Given exercise: From the listing below, return each line that includes "Coverage".
---
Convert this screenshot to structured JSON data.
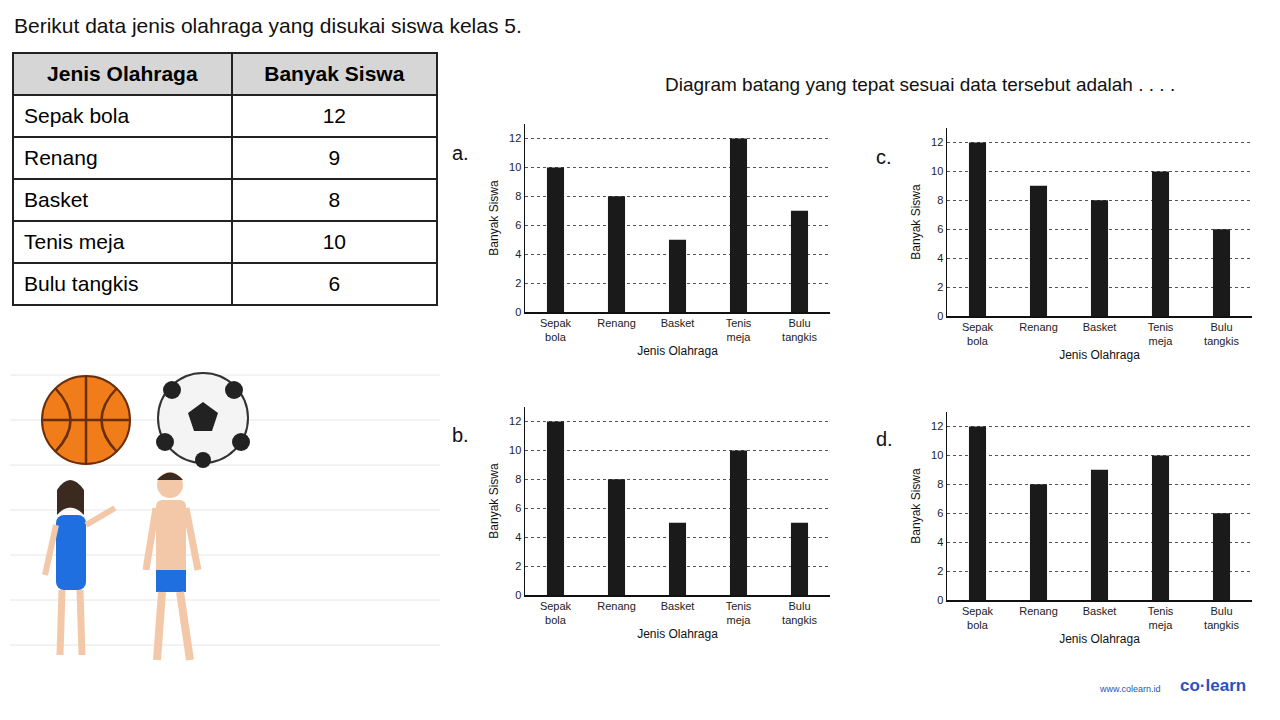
{
  "heading": "Berikut data jenis olahraga yang disukai siswa kelas 5.",
  "table": {
    "header": [
      "Jenis Olahraga",
      "Banyak Siswa"
    ],
    "rows": [
      [
        "Sepak bola",
        12
      ],
      [
        "Renang",
        9
      ],
      [
        "Basket",
        8
      ],
      [
        "Tenis meja",
        10
      ],
      [
        "Bulu tangkis",
        6
      ]
    ]
  },
  "question": "Diagram batang yang tepat sesuai data tersebut adalah . . . .",
  "chart_data": [
    {
      "type": "bar",
      "title": "a.",
      "categories": [
        "Sepak bola",
        "Renang",
        "Basket",
        "Tenis meja",
        "Bulu tangkis"
      ],
      "values": [
        10,
        8,
        5,
        12,
        7
      ],
      "color": "#1a1a1a",
      "xlabel": "Jenis Olahraga",
      "ylabel": "Banyak Siswa",
      "ylim": [
        0,
        13
      ],
      "yticks": [
        0,
        2,
        4,
        6,
        8,
        10,
        12
      ],
      "grid": true
    },
    {
      "type": "bar",
      "title": "b.",
      "categories": [
        "Sepak bola",
        "Renang",
        "Basket",
        "Tenis meja",
        "Bulu tangkis"
      ],
      "values": [
        12,
        8,
        5,
        10,
        5
      ],
      "color": "#1a1a1a",
      "xlabel": "Jenis Olahraga",
      "ylabel": "Banyak Siswa",
      "ylim": [
        0,
        13
      ],
      "yticks": [
        0,
        2,
        4,
        6,
        8,
        10,
        12
      ],
      "grid": true
    },
    {
      "type": "bar",
      "title": "c.",
      "categories": [
        "Sepak bola",
        "Renang",
        "Basket",
        "Tenis meja",
        "Bulu tangkis"
      ],
      "values": [
        12,
        9,
        8,
        10,
        6
      ],
      "color": "#1a1a1a",
      "xlabel": "Jenis Olahraga",
      "ylabel": "Banyak Siswa",
      "ylim": [
        0,
        13
      ],
      "yticks": [
        0,
        2,
        4,
        6,
        8,
        10,
        12
      ],
      "grid": true
    },
    {
      "type": "bar",
      "title": "d.",
      "categories": [
        "Sepak bola",
        "Renang",
        "Basket",
        "Tenis meja",
        "Bulu tangkis"
      ],
      "values": [
        12,
        8,
        9,
        10,
        6
      ],
      "color": "#1a1a1a",
      "xlabel": "Jenis Olahraga",
      "ylabel": "Banyak Siswa",
      "ylim": [
        0,
        13
      ],
      "yticks": [
        0,
        2,
        4,
        6,
        8,
        10,
        12
      ],
      "grid": true
    }
  ],
  "footer": {
    "url": "www.colearn.id",
    "logo": "co·learn"
  }
}
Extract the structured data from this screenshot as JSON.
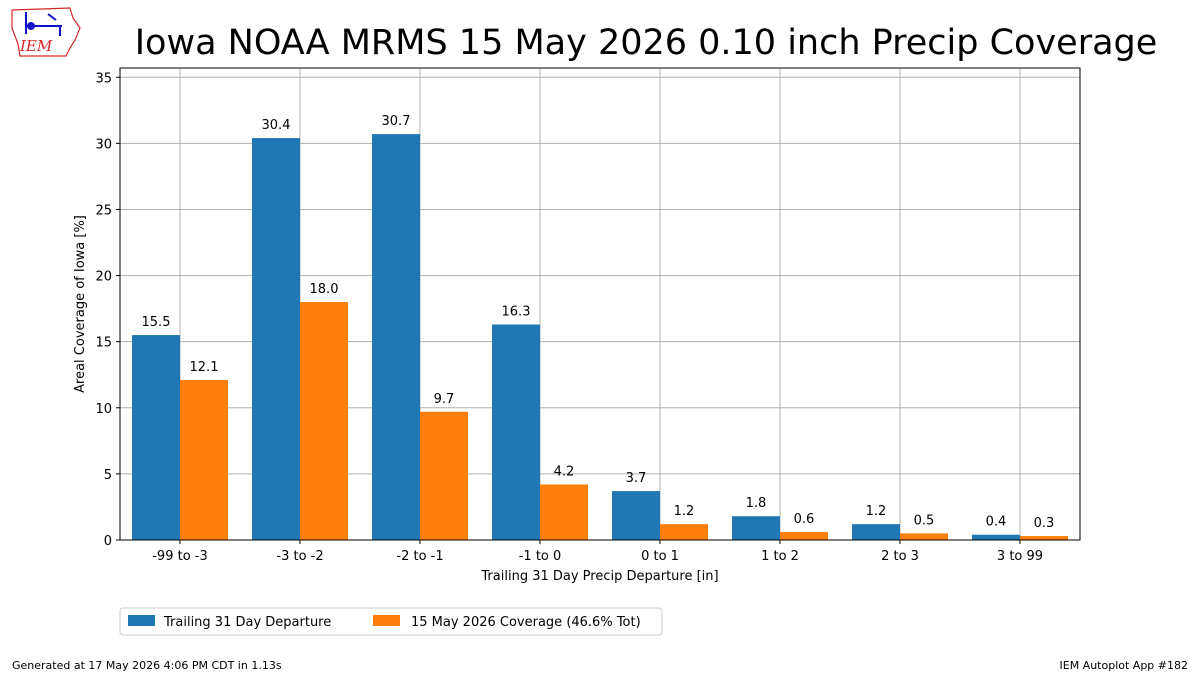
{
  "logo": {
    "text": "IEM"
  },
  "footer": {
    "left": "Generated at 17 May 2026 4:06 PM CDT in 1.13s",
    "right": "IEM Autoplot App #182"
  },
  "colors": {
    "series1": "#1f77b4",
    "series2": "#ff7f0e",
    "grid": "#b0b0b0",
    "logo": "#d62728",
    "logo_mark": "#1010c8"
  },
  "chart_data": {
    "type": "bar",
    "title": "Iowa NOAA MRMS 15 May 2026 0.10 inch Precip Coverage",
    "xlabel": "Trailing 31 Day Precip Departure [in]",
    "ylabel": "Areal Coverage of Iowa [%]",
    "ylim": [
      0,
      35.7
    ],
    "yticks": [
      0,
      5,
      10,
      15,
      20,
      25,
      30,
      35
    ],
    "grid": true,
    "legend_position": "below-left",
    "categories": [
      "-99 to -3",
      "-3 to -2",
      "-2 to -1",
      "-1 to 0",
      "0 to 1",
      "1 to 2",
      "2 to 3",
      "3 to 99"
    ],
    "series": [
      {
        "name": "Trailing 31 Day Departure",
        "values": [
          15.5,
          30.4,
          30.7,
          16.3,
          3.7,
          1.8,
          1.2,
          0.4
        ]
      },
      {
        "name": "15 May 2026 Coverage (46.6% Tot)",
        "values": [
          12.1,
          18.0,
          9.7,
          4.2,
          1.2,
          0.6,
          0.5,
          0.3
        ]
      }
    ]
  }
}
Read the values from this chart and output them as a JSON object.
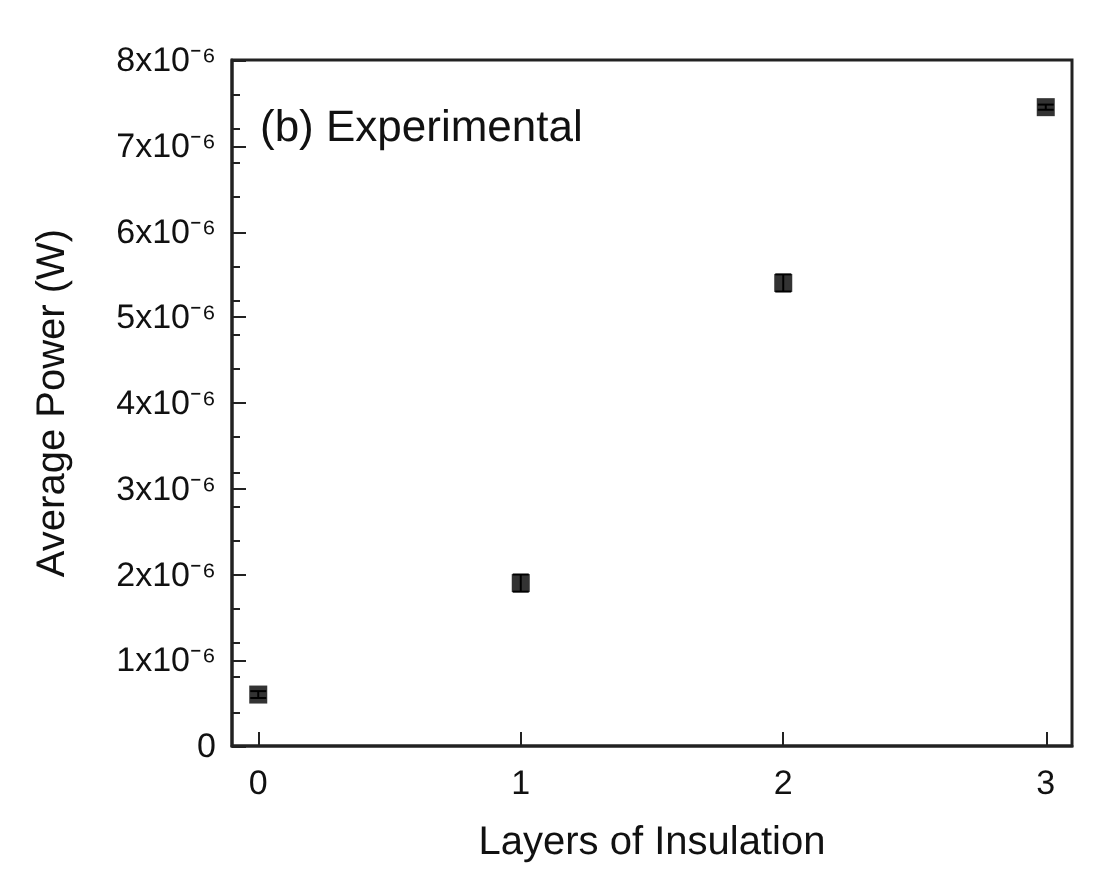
{
  "chart_data": {
    "type": "scatter",
    "xlabel": "Layers of Insulation",
    "ylabel": "Average Power (W)",
    "annotations": [
      "(b) Experimental"
    ],
    "x": [
      0,
      1,
      2,
      3
    ],
    "series": [
      {
        "color": "#000000",
        "values": [
          6e-07,
          1.9e-06,
          5.4e-06,
          7.45e-06
        ],
        "errors": [
          4e-08,
          1e-07,
          1e-07,
          3e-08
        ]
      }
    ],
    "marker": "square",
    "grid": false,
    "xlim": [
      -0.1,
      3.1
    ],
    "xticks": [
      0,
      1,
      2,
      3
    ],
    "ylim": [
      0,
      8e-06
    ],
    "yticks": [
      {
        "value": 0,
        "label": "0"
      },
      {
        "value": 1e-06,
        "label": "1x10⁻⁶"
      },
      {
        "value": 2e-06,
        "label": "2x10⁻⁶"
      },
      {
        "value": 3e-06,
        "label": "3x10⁻⁶"
      },
      {
        "value": 4e-06,
        "label": "4x10⁻⁶"
      },
      {
        "value": 5e-06,
        "label": "5x10⁻⁶"
      },
      {
        "value": 6e-06,
        "label": "6x10⁻⁶"
      },
      {
        "value": 7e-06,
        "label": "7x10⁻⁶"
      },
      {
        "value": 8e-06,
        "label": "8x10⁻⁶"
      }
    ]
  }
}
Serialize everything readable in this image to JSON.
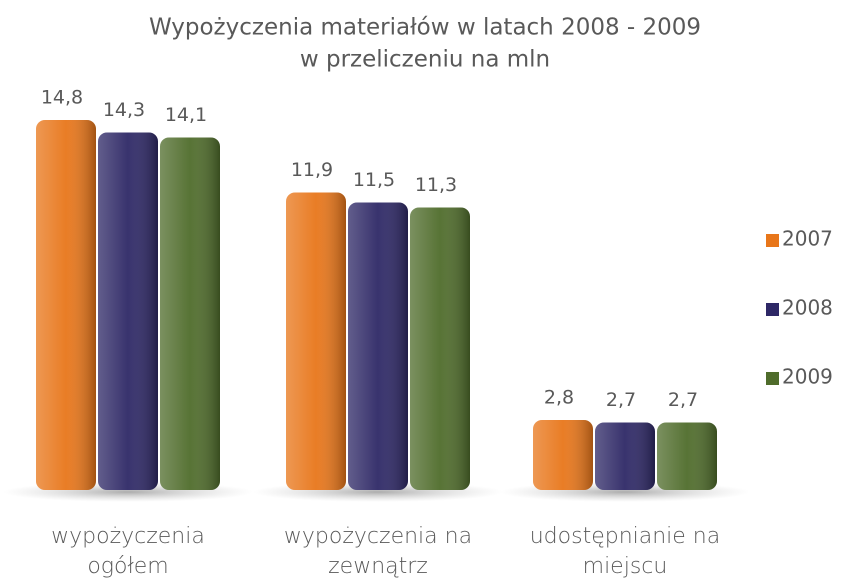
---
Exercise result:
    "title": "Iowa NOAA MRMS 15 May 2026 0.10 inch Precip Coverage",
    "ylabel": "Areal Coverage of Iowa [%]",
        "name": "15 May 2026 Coverage (46.6% Tot)",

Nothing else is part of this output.